» **Figure contents as structured data**:
########################################

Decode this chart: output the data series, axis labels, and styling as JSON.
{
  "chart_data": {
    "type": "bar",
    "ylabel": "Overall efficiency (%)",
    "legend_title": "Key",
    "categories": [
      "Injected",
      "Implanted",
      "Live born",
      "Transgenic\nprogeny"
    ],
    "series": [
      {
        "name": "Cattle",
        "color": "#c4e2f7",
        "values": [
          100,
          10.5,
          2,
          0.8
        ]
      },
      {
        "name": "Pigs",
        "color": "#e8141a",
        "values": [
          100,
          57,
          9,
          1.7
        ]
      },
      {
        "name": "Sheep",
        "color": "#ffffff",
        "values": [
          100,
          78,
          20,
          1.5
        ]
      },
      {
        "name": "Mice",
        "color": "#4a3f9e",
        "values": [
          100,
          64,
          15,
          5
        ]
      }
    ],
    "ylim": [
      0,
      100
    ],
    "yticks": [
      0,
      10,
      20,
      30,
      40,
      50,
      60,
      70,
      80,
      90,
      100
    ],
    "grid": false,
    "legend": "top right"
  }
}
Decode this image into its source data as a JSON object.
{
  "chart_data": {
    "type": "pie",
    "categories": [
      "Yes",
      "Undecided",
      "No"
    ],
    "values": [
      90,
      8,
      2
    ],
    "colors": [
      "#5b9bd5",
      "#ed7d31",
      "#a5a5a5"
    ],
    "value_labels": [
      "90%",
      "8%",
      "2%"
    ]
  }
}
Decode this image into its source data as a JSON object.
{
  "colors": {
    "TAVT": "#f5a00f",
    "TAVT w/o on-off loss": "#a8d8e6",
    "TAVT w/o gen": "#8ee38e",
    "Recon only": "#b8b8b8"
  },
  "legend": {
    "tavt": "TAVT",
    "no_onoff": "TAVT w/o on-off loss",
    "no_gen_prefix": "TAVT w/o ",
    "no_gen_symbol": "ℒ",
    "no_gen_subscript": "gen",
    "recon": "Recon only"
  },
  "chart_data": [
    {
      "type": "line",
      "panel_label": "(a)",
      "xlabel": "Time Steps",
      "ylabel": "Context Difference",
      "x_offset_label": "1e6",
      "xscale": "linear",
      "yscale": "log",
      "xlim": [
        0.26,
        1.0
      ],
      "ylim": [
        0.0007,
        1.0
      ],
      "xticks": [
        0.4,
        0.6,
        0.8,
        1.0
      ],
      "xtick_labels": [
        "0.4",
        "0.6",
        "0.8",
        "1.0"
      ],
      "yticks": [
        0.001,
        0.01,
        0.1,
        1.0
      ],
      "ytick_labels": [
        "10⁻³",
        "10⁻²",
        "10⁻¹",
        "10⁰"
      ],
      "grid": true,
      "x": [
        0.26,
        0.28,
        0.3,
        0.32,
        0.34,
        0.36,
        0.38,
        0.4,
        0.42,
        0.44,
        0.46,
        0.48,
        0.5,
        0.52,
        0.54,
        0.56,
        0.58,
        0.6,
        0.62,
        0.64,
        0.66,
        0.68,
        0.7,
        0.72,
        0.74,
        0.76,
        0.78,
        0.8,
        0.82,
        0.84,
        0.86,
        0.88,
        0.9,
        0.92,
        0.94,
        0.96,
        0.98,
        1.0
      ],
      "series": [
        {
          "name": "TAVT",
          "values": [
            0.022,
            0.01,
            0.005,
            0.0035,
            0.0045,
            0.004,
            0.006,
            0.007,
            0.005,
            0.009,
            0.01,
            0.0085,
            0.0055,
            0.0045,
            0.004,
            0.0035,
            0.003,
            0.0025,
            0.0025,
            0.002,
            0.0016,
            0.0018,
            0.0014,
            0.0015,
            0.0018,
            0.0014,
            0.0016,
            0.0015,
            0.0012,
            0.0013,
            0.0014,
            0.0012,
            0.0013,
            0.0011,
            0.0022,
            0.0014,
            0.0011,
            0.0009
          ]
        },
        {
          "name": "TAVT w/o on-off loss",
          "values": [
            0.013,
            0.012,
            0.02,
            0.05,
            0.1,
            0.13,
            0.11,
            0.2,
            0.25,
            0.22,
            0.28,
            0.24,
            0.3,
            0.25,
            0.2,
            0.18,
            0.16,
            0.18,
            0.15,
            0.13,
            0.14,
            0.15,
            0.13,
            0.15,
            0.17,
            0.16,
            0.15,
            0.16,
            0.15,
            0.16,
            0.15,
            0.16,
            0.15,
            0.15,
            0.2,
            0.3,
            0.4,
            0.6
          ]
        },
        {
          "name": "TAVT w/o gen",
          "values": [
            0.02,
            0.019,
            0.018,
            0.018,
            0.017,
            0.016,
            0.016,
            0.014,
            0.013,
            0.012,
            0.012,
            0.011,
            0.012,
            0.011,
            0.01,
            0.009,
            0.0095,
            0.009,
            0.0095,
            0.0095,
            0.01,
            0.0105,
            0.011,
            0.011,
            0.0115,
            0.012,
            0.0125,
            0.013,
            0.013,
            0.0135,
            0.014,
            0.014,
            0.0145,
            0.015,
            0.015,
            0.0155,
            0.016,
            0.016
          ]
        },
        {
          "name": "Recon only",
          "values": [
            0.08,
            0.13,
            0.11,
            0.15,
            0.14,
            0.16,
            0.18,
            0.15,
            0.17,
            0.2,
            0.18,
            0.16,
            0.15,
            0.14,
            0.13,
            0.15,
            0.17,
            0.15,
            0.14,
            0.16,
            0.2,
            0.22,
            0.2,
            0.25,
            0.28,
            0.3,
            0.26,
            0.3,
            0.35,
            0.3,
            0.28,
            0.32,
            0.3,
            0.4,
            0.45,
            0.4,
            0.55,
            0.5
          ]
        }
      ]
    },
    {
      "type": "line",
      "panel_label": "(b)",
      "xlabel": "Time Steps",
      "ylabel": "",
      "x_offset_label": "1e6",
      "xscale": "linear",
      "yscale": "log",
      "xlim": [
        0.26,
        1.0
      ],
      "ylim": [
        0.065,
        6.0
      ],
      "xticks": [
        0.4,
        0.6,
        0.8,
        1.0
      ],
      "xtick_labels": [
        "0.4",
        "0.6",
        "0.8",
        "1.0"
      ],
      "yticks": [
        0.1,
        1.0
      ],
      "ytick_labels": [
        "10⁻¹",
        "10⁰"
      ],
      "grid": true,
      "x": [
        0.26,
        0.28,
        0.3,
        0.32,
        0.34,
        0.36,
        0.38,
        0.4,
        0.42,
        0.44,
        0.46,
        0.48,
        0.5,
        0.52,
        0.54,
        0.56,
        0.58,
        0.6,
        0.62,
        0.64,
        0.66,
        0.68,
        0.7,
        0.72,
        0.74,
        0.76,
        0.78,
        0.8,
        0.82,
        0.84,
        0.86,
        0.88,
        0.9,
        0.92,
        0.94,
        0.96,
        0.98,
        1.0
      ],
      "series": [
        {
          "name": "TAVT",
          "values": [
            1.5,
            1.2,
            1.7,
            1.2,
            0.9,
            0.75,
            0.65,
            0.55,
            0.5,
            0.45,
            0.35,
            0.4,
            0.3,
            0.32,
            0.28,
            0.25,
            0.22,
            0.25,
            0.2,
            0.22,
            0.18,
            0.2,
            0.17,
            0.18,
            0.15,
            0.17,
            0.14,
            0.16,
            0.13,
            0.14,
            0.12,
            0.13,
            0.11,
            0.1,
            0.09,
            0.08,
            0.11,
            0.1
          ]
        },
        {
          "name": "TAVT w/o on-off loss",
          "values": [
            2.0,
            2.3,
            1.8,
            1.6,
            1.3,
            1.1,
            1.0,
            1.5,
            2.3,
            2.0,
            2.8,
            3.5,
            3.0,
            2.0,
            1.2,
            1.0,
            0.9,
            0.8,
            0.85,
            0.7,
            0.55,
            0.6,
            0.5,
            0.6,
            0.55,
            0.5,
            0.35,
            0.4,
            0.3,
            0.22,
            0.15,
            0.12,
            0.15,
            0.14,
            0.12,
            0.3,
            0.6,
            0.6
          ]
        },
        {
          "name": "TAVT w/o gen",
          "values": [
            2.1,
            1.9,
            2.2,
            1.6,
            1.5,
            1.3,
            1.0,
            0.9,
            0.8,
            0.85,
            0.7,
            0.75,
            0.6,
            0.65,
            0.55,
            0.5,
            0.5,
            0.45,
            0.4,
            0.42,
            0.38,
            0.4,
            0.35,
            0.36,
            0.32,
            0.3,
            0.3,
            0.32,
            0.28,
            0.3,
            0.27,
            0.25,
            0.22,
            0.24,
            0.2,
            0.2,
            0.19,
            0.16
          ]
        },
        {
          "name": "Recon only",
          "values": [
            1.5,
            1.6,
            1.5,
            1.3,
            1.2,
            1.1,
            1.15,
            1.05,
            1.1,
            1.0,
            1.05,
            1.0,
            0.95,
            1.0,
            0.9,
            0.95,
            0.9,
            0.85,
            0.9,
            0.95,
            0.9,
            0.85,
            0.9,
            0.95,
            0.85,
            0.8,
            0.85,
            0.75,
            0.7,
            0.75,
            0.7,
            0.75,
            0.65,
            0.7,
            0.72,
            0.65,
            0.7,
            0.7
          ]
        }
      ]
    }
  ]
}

########################################

» **DO THIS**: Going through the entries above, tally each line that has the word "TAVT". Answer with the number only.

» **COMPLETE RESPONSE**: 12